(Items listed in a dataset)
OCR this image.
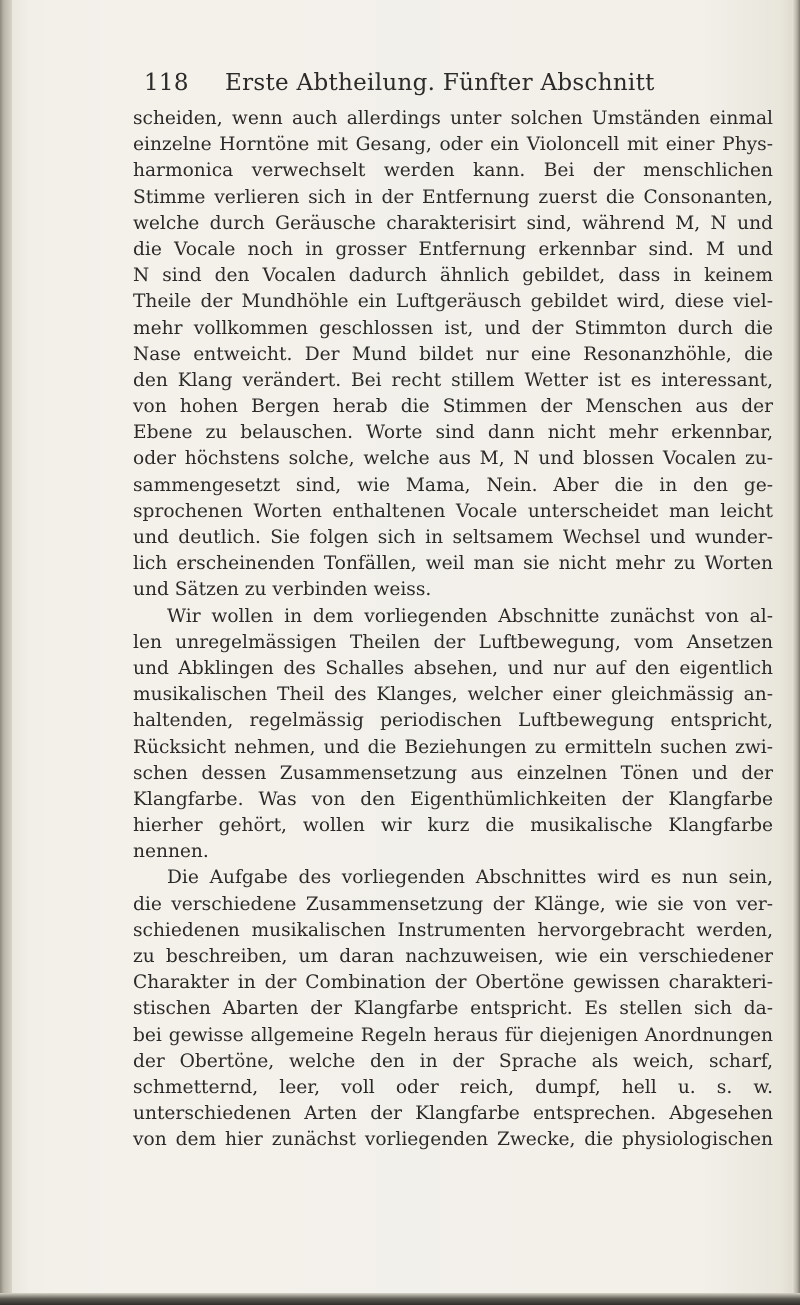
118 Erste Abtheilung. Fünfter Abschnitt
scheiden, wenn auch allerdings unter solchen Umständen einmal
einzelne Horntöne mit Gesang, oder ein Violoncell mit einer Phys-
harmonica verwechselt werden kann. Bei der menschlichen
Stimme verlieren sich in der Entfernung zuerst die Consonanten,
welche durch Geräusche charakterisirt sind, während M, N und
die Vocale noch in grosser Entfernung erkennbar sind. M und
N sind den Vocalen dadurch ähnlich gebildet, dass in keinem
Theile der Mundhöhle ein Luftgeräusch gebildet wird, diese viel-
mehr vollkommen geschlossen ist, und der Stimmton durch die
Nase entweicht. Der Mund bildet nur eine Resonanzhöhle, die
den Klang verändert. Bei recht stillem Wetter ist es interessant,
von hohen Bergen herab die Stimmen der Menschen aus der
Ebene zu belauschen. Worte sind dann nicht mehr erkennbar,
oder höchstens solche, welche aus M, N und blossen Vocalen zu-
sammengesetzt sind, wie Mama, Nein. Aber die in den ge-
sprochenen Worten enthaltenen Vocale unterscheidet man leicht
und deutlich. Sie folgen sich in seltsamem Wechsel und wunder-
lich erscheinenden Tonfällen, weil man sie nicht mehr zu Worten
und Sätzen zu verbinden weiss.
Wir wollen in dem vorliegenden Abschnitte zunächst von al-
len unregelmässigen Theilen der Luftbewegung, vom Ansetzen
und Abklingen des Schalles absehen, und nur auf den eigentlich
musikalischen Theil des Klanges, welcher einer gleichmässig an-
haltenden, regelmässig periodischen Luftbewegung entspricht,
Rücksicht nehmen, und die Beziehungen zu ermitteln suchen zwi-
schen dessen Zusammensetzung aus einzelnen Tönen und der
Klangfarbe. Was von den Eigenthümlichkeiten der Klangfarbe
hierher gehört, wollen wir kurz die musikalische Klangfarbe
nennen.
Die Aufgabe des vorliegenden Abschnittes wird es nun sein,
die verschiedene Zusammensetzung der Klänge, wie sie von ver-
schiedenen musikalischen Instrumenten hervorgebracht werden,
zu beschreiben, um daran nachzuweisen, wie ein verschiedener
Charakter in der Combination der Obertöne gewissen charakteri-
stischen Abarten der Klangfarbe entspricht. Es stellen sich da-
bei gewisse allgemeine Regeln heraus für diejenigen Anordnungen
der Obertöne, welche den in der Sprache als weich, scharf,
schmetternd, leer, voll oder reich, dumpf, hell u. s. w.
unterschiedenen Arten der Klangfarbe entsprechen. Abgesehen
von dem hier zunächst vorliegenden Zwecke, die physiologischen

Aim of the exercise:
Transcribe the material exactly, keeping every word and none of the pictures.

Response to the exercise:
OCR this image.
118 Erste Abtheilung. Fünfter Abschnitt
scheiden, wenn auch allerdings unter solchen Umständen einmal
einzelne Horntöne mit Gesang, oder ein Violoncell mit einer Phys-
harmonica verwechselt werden kann. Bei der menschlichen
Stimme verlieren sich in der Entfernung zuerst die Consonanten,
welche durch Geräusche charakterisirt sind, während M, N und
die Vocale noch in grosser Entfernung erkennbar sind. M und
N sind den Vocalen dadurch ähnlich gebildet, dass in keinem
Theile der Mundhöhle ein Luftgeräusch gebildet wird, diese viel-
mehr vollkommen geschlossen ist, und der Stimmton durch die
Nase entweicht. Der Mund bildet nur eine Resonanzhöhle, die
den Klang verändert. Bei recht stillem Wetter ist es interessant,
von hohen Bergen herab die Stimmen der Menschen aus der
Ebene zu belauschen. Worte sind dann nicht mehr erkennbar,
oder höchstens solche, welche aus M, N und blossen Vocalen zu-
sammengesetzt sind, wie Mama, Nein. Aber die in den ge-
sprochenen Worten enthaltenen Vocale unterscheidet man leicht
und deutlich. Sie folgen sich in seltsamem Wechsel und wunder-
lich erscheinenden Tonfällen, weil man sie nicht mehr zu Worten
und Sätzen zu verbinden weiss.
Wir wollen in dem vorliegenden Abschnitte zunächst von al-
len unregelmässigen Theilen der Luftbewegung, vom Ansetzen
und Abklingen des Schalles absehen, und nur auf den eigentlich
musikalischen Theil des Klanges, welcher einer gleichmässig an-
haltenden, regelmässig periodischen Luftbewegung entspricht,
Rücksicht nehmen, und die Beziehungen zu ermitteln suchen zwi-
schen dessen Zusammensetzung aus einzelnen Tönen und der
Klangfarbe. Was von den Eigenthümlichkeiten der Klangfarbe
hierher gehört, wollen wir kurz die musikalische Klangfarbe
nennen.
Die Aufgabe des vorliegenden Abschnittes wird es nun sein,
die verschiedene Zusammensetzung der Klänge, wie sie von ver-
schiedenen musikalischen Instrumenten hervorgebracht werden,
zu beschreiben, um daran nachzuweisen, wie ein verschiedener
Charakter in der Combination der Obertöne gewissen charakteri-
stischen Abarten der Klangfarbe entspricht. Es stellen sich da-
bei gewisse allgemeine Regeln heraus für diejenigen Anordnungen
der Obertöne, welche den in der Sprache als weich, scharf,
schmetternd, leer, voll oder reich, dumpf, hell u. s. w.
unterschiedenen Arten der Klangfarbe entsprechen. Abgesehen
von dem hier zunächst vorliegenden Zwecke, die physiologischen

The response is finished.